Set exercise>
Using the listing below, report all lines holding the word "yang".

Data records>
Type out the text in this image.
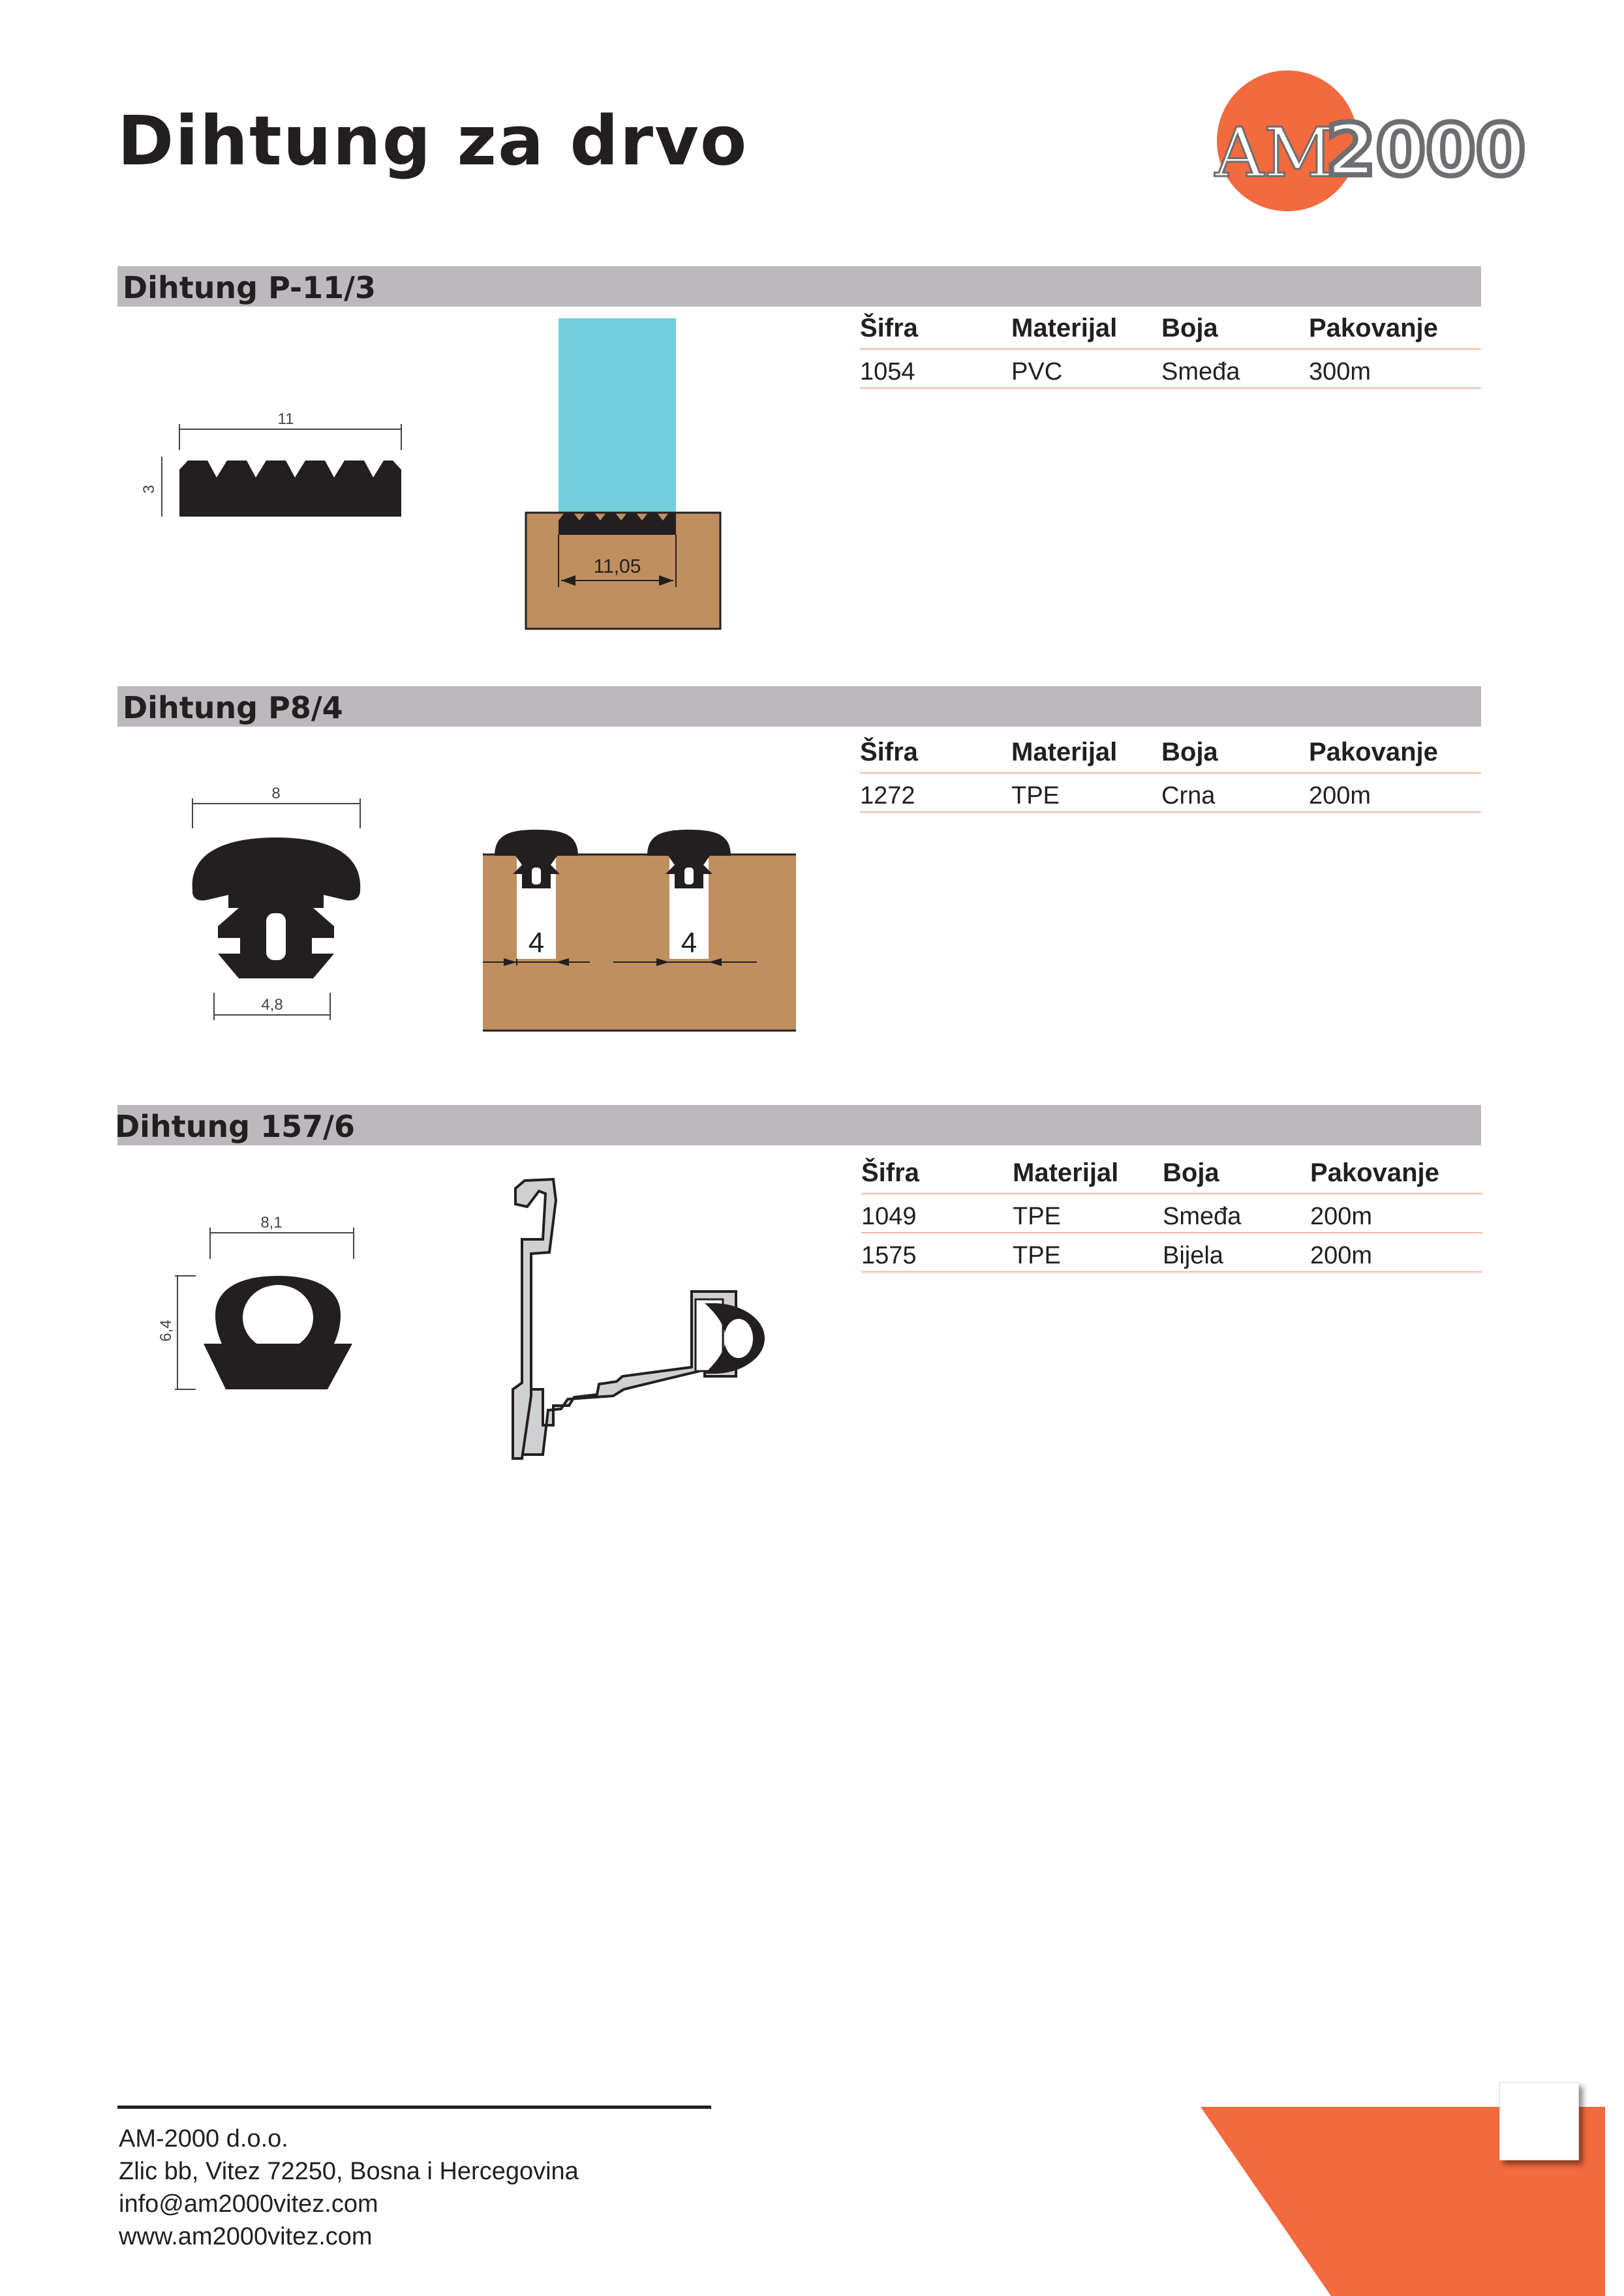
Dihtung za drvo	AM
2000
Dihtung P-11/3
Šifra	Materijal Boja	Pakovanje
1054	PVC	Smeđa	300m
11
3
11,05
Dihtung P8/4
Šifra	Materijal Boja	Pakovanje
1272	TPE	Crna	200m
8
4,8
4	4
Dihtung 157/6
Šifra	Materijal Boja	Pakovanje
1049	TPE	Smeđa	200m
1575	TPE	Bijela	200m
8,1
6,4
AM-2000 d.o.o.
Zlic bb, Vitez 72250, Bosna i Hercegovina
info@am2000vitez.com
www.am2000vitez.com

---

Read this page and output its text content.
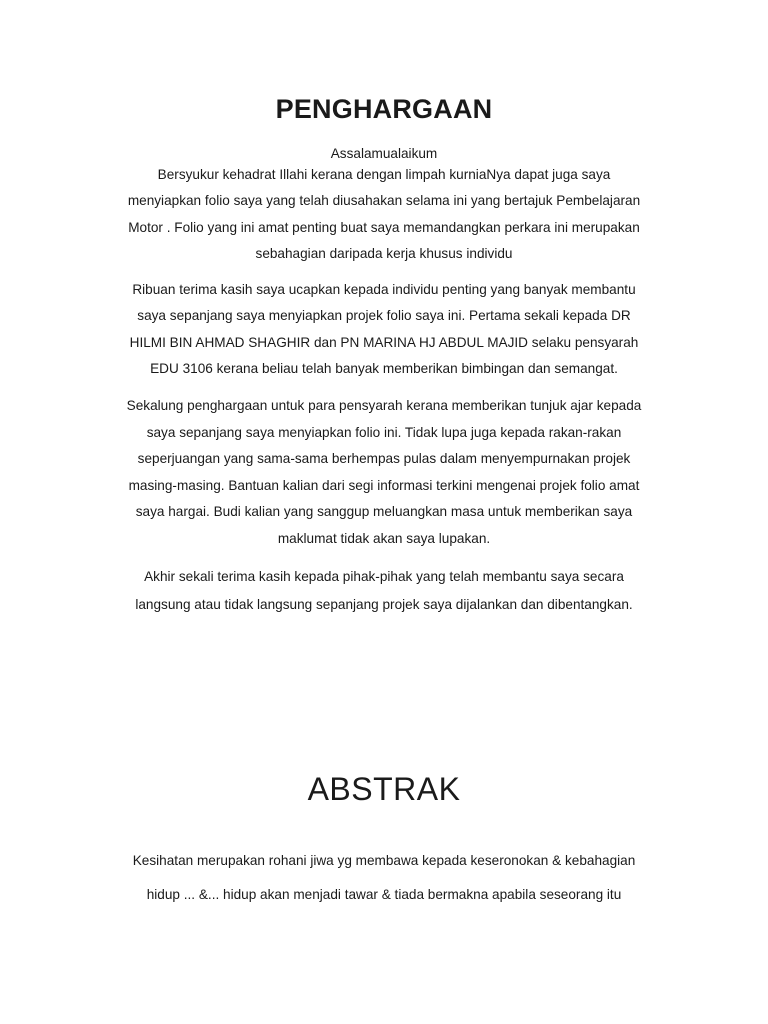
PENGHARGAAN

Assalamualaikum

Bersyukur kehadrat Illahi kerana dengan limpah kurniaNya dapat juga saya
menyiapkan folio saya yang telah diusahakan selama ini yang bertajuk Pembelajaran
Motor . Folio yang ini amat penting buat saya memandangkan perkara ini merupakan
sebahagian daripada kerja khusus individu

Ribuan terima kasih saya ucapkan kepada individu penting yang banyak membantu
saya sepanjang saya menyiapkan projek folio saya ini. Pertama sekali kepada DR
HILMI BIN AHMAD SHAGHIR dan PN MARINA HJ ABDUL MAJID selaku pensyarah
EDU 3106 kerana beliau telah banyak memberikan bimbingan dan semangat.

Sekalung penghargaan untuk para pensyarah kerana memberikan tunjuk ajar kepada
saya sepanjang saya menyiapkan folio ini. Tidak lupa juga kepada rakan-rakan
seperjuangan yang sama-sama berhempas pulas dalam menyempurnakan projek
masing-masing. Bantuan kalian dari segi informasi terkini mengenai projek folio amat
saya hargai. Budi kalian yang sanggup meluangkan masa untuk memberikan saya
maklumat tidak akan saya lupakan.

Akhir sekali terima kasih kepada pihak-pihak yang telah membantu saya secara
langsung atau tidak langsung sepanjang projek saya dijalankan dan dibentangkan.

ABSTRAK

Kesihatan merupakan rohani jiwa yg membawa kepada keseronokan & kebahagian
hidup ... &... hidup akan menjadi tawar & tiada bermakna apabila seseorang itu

--

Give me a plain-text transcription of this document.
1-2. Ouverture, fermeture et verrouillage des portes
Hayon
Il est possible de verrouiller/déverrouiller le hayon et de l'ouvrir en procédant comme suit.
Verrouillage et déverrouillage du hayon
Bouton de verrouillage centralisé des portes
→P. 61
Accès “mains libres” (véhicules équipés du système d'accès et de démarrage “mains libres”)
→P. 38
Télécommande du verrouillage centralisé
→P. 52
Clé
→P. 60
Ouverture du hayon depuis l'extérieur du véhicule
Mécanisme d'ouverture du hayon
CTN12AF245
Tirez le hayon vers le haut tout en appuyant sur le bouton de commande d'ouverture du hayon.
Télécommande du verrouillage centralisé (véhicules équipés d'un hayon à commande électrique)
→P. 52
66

Written response>
menyiapkan folio saya yang telah diusahakan selama ini yang bertajuk Pembelajaran
Motor . Folio yang ini amat penting buat saya memandangkan perkara ini merupakan
Ribuan terima kasih saya ucapkan kepada individu penting yang banyak membantu
seperjuangan yang sama-sama berhempas pulas dalam menyempurnakan projek
saya hargai. Budi kalian yang sanggup meluangkan masa untuk memberikan saya
Akhir sekali terima kasih kepada pihak-pihak yang telah membantu saya secara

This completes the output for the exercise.